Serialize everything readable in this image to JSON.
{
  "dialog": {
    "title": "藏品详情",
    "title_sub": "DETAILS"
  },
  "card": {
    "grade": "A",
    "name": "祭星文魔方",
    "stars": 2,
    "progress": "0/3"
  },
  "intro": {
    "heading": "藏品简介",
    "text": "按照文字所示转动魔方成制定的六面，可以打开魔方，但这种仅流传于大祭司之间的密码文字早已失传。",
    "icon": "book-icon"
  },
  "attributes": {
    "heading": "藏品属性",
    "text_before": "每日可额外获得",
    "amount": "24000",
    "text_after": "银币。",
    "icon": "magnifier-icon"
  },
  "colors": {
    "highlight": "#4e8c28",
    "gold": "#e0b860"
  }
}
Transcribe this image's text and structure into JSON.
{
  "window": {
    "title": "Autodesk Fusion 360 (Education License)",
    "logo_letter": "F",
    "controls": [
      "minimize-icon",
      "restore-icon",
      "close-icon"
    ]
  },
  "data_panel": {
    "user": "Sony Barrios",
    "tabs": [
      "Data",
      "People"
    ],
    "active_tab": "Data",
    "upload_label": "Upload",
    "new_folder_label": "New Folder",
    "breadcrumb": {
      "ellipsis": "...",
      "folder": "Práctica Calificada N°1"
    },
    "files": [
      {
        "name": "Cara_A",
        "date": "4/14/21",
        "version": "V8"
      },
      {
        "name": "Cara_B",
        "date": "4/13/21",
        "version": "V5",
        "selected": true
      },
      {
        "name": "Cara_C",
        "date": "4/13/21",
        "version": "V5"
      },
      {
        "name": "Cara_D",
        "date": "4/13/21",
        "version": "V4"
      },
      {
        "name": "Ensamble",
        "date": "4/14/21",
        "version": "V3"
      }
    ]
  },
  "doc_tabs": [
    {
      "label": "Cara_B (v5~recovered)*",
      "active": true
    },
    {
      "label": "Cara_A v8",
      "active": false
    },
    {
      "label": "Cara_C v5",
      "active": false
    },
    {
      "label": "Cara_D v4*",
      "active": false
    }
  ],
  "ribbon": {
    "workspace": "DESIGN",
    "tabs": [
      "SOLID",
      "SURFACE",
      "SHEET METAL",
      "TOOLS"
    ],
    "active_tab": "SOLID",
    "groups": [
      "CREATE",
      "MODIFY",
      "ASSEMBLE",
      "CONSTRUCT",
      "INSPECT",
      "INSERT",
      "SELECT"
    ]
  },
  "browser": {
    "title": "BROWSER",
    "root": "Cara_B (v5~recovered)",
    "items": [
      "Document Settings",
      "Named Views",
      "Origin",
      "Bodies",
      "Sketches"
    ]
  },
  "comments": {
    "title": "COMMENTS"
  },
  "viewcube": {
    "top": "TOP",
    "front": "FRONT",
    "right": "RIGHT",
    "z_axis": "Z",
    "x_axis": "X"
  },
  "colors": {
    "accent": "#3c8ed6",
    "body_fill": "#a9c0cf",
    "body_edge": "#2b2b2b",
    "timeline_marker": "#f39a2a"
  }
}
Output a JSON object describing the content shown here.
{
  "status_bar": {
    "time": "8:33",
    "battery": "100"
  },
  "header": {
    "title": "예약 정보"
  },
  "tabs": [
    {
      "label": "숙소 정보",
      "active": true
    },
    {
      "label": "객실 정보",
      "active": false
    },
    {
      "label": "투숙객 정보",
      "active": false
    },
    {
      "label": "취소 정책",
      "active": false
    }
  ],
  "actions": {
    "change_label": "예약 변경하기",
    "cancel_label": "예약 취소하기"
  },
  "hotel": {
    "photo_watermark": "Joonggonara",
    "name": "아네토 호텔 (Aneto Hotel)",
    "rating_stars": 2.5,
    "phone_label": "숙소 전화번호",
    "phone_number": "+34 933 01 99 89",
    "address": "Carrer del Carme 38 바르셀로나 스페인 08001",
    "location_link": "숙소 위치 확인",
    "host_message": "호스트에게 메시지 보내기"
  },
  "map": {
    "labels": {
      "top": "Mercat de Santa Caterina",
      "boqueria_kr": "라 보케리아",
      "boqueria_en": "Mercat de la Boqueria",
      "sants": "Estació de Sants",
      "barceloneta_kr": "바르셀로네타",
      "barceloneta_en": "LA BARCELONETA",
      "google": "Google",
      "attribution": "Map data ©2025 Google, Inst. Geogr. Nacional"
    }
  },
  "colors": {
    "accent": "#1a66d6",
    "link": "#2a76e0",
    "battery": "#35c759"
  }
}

+++

Request: Please output the entire listing exactly as it stands.

Correct response:
Serialize everything readable in this image to JSON.
{
  "dialog": {
    "title": "藏品详情",
    "title_sub": "DETAILS"
  },
  "card": {
    "grade": "A",
    "name": "祭星文魔方",
    "stars": 2,
    "progress": "0/3"
  },
  "intro": {
    "heading": "藏品简介",
    "text": "按照文字所示转动魔方成制定的六面，可以打开魔方，但这种仅流传于大祭司之间的密码文字早已失传。",
    "icon": "book-icon"
  },
  "attributes": {
    "heading": "藏品属性",
    "text_before": "每日可额外获得",
    "amount": "24000",
    "text_after": "银币。",
    "icon": "magnifier-icon"
  },
  "colors": {
    "highlight": "#4e8c28",
    "gold": "#e0b860"
  }
}
Transcribe this image's text and structure into JSON.
{
  "window": {
    "title": "Autodesk Fusion 360 (Education License)",
    "logo_letter": "F",
    "controls": [
      "minimize-icon",
      "restore-icon",
      "close-icon"
    ]
  },
  "data_panel": {
    "user": "Sony Barrios",
    "tabs": [
      "Data",
      "People"
    ],
    "active_tab": "Data",
    "upload_label": "Upload",
    "new_folder_label": "New Folder",
    "breadcrumb": {
      "ellipsis": "...",
      "folder": "Práctica Calificada N°1"
    },
    "files": [
      {
        "name": "Cara_A",
        "date": "4/14/21",
        "version": "V8"
      },
      {
        "name": "Cara_B",
        "date": "4/13/21",
        "version": "V5",
        "selected": true
      },
      {
        "name": "Cara_C",
        "date": "4/13/21",
        "version": "V5"
      },
      {
        "name": "Cara_D",
        "date": "4/13/21",
        "version": "V4"
      },
      {
        "name": "Ensamble",
        "date": "4/14/21",
        "version": "V3"
      }
    ]
  },
  "doc_tabs": [
    {
      "label": "Cara_B (v5~recovered)*",
      "active": true
    },
    {
      "label": "Cara_A v8",
      "active": false
    },
    {
      "label": "Cara_C v5",
      "active": false
    },
    {
      "label": "Cara_D v4*",
      "active": false
    }
  ],
  "ribbon": {
    "workspace": "DESIGN",
    "tabs": [
      "SOLID",
      "SURFACE",
      "SHEET METAL",
      "TOOLS"
    ],
    "active_tab": "SOLID",
    "groups": [
      "CREATE",
      "MODIFY",
      "ASSEMBLE",
      "CONSTRUCT",
      "INSPECT",
      "INSERT",
      "SELECT"
    ]
  },
  "browser": {
    "title": "BROWSER",
    "root": "Cara_B (v5~recovered)",
    "items": [
      "Document Settings",
      "Named Views",
      "Origin",
      "Bodies",
      "Sketches"
    ]
  },
  "comments": {
    "title": "COMMENTS"
  },
  "viewcube": {
    "top": "TOP",
    "front": "FRONT",
    "right": "RIGHT",
    "z_axis": "Z",
    "x_axis": "X"
  },
  "colors": {
    "accent": "#3c8ed6",
    "body_fill": "#a9c0cf",
    "body_edge": "#2b2b2b",
    "timeline_marker": "#f39a2a"
  }
}
Output a JSON object describing the content shown here.
{
  "status_bar": {
    "time": "8:33",
    "battery": "100"
  },
  "header": {
    "title": "예약 정보"
  },
  "tabs": [
    {
      "label": "숙소 정보",
      "active": true
    },
    {
      "label": "객실 정보",
      "active": false
    },
    {
      "label": "투숙객 정보",
      "active": false
    },
    {
      "label": "취소 정책",
      "active": false
    }
  ],
  "actions": {
    "change_label": "예약 변경하기",
    "cancel_label": "예약 취소하기"
  },
  "hotel": {
    "photo_watermark": "Joonggonara",
    "name": "아네토 호텔 (Aneto Hotel)",
    "rating_stars": 2.5,
    "phone_label": "숙소 전화번호",
    "phone_number": "+34 933 01 99 89",
    "address": "Carrer del Carme 38 바르셀로나 스페인 08001",
    "location_link": "숙소 위치 확인",
    "host_message": "호스트에게 메시지 보내기"
  },
  "map": {
    "labels": {
      "top": "Mercat de Santa Caterina",
      "boqueria_kr": "라 보케리아",
      "boqueria_en": "Mercat de la Boqueria",
      "sants": "Estació de Sants",
      "barceloneta_kr": "바르셀로네타",
      "barceloneta_en": "LA BARCELONETA",
      "google": "Google",
      "attribution": "Map data ©2025 Google, Inst. Geogr. Nacional"
    }
  },
  "colors": {
    "accent": "#1a66d6",
    "link": "#2a76e0",
    "battery": "#35c759"
  }
}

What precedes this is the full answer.